§ Your goal:
Copy out, from the entries below, each line holding the string "marking".

##### Material provided

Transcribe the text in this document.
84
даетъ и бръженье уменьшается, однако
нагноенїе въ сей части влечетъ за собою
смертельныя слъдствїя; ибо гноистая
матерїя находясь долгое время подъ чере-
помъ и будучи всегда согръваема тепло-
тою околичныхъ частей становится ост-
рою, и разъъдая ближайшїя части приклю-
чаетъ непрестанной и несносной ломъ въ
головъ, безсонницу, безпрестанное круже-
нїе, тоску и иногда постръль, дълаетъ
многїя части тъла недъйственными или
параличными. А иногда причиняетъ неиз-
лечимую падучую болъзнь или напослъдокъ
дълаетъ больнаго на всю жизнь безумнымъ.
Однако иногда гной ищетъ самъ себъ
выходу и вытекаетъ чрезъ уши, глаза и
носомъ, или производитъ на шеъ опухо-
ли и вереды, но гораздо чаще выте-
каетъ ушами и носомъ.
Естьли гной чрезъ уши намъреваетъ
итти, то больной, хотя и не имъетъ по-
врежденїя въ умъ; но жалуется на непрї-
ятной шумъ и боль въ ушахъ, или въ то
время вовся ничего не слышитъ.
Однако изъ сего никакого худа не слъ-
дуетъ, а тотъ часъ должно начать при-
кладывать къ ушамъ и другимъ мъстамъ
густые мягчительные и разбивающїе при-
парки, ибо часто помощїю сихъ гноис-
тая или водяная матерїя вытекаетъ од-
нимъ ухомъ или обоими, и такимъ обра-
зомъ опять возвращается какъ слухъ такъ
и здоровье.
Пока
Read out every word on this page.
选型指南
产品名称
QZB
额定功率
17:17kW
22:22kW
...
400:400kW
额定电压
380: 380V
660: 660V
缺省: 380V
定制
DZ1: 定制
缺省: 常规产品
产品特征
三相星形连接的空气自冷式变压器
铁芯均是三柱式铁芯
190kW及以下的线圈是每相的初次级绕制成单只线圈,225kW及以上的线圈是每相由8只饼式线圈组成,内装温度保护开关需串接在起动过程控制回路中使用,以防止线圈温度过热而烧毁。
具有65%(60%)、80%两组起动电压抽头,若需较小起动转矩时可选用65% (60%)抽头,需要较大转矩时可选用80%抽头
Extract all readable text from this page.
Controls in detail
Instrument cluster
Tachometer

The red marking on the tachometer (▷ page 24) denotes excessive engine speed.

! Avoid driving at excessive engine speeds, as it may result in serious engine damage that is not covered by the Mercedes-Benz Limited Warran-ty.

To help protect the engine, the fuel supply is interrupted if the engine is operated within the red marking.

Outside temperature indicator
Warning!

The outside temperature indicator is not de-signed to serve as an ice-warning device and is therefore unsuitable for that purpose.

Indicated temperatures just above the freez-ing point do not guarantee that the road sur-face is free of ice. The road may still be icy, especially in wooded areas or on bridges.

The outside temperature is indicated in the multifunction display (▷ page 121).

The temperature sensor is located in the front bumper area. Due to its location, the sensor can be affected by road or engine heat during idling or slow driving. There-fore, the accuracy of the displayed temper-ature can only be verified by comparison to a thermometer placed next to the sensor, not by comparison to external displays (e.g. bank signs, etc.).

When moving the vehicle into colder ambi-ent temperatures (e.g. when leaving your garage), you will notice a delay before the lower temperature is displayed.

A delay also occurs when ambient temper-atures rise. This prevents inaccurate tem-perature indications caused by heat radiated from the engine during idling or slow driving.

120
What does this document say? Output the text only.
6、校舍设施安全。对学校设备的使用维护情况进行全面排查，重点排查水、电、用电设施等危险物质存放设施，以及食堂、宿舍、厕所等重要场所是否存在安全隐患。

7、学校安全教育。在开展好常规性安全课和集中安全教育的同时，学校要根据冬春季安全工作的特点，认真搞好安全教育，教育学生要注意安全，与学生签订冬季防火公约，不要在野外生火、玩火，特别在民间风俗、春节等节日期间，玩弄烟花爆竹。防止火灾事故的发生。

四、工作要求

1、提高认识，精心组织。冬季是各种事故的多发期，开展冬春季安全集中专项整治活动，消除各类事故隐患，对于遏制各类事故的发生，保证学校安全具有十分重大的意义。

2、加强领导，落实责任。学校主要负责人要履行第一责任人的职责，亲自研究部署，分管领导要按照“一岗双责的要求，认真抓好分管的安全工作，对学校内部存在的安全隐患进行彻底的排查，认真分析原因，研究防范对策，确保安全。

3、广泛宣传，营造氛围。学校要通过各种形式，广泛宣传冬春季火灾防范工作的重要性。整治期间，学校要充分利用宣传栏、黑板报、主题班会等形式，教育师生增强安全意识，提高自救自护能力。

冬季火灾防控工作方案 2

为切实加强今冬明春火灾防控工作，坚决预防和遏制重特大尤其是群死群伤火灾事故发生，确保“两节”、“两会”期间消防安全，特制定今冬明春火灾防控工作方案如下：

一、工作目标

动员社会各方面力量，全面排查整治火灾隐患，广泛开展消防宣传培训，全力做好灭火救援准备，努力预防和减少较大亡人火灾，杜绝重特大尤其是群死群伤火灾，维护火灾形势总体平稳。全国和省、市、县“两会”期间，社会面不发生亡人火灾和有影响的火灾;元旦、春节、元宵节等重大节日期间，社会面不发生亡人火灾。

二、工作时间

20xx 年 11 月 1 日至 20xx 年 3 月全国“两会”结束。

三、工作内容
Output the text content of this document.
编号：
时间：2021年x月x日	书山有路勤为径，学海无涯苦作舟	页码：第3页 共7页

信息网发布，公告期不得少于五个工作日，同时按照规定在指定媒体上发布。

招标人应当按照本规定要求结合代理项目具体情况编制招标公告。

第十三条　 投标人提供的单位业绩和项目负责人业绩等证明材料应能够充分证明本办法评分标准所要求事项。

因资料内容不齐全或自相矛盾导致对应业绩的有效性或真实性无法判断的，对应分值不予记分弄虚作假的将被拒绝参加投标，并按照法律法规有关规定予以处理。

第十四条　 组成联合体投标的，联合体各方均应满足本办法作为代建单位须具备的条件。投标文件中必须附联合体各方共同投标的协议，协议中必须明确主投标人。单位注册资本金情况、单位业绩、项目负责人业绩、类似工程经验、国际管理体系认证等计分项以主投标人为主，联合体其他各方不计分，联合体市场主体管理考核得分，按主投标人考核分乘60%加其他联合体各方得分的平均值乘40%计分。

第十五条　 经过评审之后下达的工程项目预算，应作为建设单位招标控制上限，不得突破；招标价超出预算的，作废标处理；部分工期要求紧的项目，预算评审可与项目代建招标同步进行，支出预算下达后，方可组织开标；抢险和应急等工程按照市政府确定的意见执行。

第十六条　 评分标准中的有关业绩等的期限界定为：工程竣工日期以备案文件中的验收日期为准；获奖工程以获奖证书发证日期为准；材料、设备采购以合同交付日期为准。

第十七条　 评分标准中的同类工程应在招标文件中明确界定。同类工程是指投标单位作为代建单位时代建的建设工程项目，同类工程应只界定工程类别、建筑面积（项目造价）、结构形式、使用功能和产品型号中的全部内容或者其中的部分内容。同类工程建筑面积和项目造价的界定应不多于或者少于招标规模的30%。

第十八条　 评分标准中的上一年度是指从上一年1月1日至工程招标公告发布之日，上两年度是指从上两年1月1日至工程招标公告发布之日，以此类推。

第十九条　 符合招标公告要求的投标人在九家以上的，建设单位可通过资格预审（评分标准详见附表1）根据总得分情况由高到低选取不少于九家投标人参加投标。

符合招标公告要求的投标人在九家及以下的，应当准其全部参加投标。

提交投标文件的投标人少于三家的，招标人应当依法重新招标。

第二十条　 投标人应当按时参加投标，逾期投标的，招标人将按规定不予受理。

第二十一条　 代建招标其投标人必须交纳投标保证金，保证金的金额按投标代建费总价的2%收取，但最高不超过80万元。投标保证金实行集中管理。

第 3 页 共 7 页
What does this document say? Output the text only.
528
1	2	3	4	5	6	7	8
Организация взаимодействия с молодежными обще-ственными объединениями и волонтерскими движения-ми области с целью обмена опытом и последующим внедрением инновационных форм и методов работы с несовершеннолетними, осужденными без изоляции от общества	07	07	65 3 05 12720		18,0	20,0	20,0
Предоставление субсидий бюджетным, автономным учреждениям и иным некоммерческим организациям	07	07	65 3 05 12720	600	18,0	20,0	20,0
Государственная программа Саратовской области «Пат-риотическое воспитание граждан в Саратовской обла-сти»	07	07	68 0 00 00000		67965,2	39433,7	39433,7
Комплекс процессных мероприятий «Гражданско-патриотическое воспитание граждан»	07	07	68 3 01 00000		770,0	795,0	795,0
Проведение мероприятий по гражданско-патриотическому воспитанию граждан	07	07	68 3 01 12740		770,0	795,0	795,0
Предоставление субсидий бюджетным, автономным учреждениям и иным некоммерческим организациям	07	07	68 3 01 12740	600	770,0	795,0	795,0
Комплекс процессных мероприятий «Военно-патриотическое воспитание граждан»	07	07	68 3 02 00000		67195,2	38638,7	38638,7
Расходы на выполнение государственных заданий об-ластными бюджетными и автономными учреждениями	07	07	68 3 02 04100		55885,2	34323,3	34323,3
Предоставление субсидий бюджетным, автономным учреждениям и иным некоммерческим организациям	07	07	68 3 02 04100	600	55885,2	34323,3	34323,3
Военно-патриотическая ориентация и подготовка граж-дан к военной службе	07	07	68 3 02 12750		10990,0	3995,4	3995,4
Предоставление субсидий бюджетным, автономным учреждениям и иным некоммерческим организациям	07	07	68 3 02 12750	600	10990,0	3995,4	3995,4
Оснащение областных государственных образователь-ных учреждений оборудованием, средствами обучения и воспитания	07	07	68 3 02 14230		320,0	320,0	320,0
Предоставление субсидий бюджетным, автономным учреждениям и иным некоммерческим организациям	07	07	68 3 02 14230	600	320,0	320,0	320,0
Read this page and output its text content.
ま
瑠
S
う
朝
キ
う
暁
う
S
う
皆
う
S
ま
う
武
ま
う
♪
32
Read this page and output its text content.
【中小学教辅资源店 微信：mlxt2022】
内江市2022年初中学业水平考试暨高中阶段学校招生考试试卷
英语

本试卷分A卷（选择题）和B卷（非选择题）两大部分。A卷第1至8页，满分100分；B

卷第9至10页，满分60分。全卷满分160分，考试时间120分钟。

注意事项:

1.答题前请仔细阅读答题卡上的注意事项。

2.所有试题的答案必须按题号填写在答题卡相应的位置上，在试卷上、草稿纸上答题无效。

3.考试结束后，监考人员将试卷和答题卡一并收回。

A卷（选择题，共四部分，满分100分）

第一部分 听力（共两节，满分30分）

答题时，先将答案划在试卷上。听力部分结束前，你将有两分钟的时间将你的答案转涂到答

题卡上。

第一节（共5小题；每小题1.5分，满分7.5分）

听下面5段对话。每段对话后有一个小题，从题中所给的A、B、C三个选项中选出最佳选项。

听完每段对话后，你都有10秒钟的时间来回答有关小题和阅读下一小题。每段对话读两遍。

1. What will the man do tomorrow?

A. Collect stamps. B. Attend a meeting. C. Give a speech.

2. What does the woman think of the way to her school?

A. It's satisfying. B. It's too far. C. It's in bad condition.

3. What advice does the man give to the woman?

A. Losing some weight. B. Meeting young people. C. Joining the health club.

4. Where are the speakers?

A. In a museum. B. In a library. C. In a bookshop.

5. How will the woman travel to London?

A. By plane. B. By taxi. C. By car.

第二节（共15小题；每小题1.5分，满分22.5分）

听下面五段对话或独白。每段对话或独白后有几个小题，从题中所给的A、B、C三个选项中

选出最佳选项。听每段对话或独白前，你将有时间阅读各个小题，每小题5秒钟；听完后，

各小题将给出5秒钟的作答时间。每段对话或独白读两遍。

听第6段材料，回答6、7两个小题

##########

§ Reply to the exercise:
The red marking on the tachometer (▷ page 24) denotes excessive engine speed.
To help protect the engine, the fuel supply is interrupted if the engine is operated within the red marking.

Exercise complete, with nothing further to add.